WORK TO BE COMPLETED:
Pull every line containing the word "Ctrl" from the records.

::::::

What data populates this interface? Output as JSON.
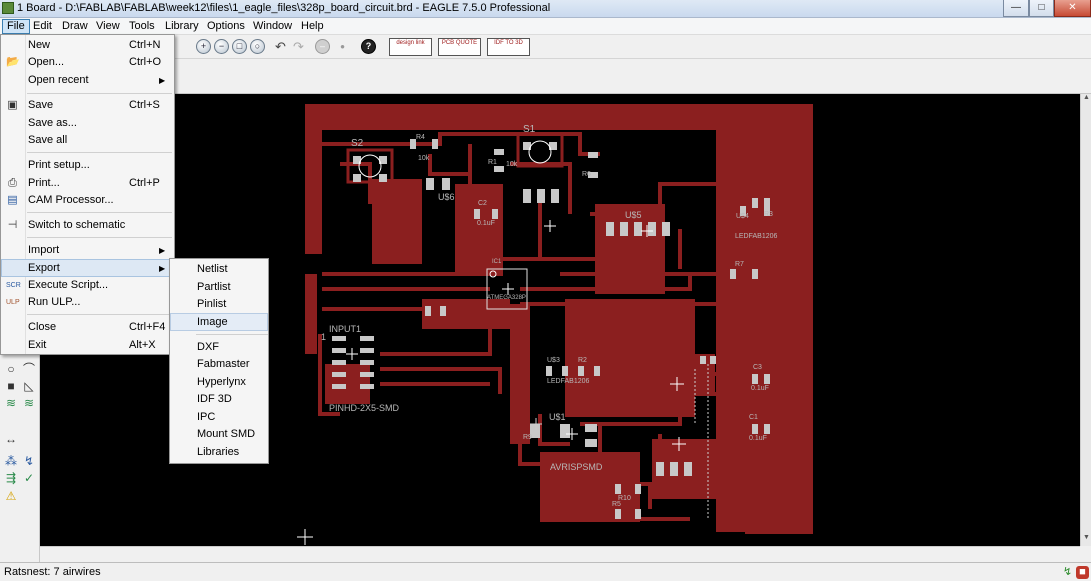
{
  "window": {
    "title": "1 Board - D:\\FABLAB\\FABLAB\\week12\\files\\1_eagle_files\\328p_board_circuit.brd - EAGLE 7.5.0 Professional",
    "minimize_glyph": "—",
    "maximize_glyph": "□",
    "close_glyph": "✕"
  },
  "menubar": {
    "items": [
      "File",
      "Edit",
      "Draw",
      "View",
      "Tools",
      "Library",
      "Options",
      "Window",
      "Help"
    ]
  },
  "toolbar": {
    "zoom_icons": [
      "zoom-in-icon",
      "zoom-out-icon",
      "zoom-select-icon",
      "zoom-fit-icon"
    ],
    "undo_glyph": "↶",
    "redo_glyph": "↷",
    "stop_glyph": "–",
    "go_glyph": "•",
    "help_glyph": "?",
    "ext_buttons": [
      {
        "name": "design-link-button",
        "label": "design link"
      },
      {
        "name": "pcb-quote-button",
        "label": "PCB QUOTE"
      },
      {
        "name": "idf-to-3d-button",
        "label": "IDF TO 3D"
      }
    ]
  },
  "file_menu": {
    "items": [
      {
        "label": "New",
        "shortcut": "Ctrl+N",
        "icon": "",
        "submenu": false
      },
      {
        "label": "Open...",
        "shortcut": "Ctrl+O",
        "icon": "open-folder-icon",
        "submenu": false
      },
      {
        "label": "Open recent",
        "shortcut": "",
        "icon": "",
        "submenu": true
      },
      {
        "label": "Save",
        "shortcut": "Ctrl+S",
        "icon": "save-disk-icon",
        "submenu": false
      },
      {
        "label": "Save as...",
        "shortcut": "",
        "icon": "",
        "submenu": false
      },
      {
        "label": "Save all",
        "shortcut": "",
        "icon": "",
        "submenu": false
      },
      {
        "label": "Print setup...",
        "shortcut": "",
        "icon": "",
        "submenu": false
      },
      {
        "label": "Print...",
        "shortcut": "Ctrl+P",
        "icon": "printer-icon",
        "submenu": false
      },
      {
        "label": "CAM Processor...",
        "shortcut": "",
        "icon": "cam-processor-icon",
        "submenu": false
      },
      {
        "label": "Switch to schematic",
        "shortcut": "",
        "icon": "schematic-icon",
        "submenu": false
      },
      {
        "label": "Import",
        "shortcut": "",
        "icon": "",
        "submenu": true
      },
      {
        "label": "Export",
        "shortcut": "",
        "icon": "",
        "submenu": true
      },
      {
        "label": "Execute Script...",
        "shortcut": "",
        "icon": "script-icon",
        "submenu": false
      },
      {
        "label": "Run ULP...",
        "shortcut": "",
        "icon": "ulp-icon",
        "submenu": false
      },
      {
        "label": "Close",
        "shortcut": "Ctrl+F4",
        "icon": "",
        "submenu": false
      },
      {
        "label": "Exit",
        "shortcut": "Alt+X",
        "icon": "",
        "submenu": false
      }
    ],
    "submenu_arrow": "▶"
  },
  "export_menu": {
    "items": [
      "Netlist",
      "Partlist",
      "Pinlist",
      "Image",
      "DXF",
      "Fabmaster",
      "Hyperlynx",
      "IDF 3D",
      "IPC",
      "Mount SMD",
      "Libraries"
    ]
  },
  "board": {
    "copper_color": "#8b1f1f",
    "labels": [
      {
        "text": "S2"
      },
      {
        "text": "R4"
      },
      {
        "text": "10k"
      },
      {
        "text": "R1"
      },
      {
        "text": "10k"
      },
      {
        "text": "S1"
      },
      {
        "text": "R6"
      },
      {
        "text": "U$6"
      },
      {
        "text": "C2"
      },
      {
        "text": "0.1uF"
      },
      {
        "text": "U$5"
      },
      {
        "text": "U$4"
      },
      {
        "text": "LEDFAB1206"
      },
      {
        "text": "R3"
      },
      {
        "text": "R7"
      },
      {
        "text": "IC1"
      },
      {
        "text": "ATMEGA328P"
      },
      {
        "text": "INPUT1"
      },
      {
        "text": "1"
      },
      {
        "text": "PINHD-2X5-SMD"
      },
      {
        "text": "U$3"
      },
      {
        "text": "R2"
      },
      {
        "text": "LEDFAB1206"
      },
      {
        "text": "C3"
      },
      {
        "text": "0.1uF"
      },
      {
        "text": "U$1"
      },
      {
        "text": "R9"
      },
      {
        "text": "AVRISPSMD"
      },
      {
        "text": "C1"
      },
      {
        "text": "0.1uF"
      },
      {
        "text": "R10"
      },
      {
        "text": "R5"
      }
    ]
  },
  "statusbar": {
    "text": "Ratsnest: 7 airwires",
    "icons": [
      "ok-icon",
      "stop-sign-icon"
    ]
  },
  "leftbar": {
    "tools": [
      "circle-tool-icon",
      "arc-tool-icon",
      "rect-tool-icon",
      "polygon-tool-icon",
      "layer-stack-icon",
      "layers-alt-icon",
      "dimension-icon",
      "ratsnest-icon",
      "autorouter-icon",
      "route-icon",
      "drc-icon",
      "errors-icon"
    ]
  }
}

::::::

COMPLETE OUTPUT:
        "shortcut": "Ctrl+N",
        "shortcut": "Ctrl+O",
        "shortcut": "Ctrl+S",
        "shortcut": "Ctrl+P",
        "shortcut": "Ctrl+F4",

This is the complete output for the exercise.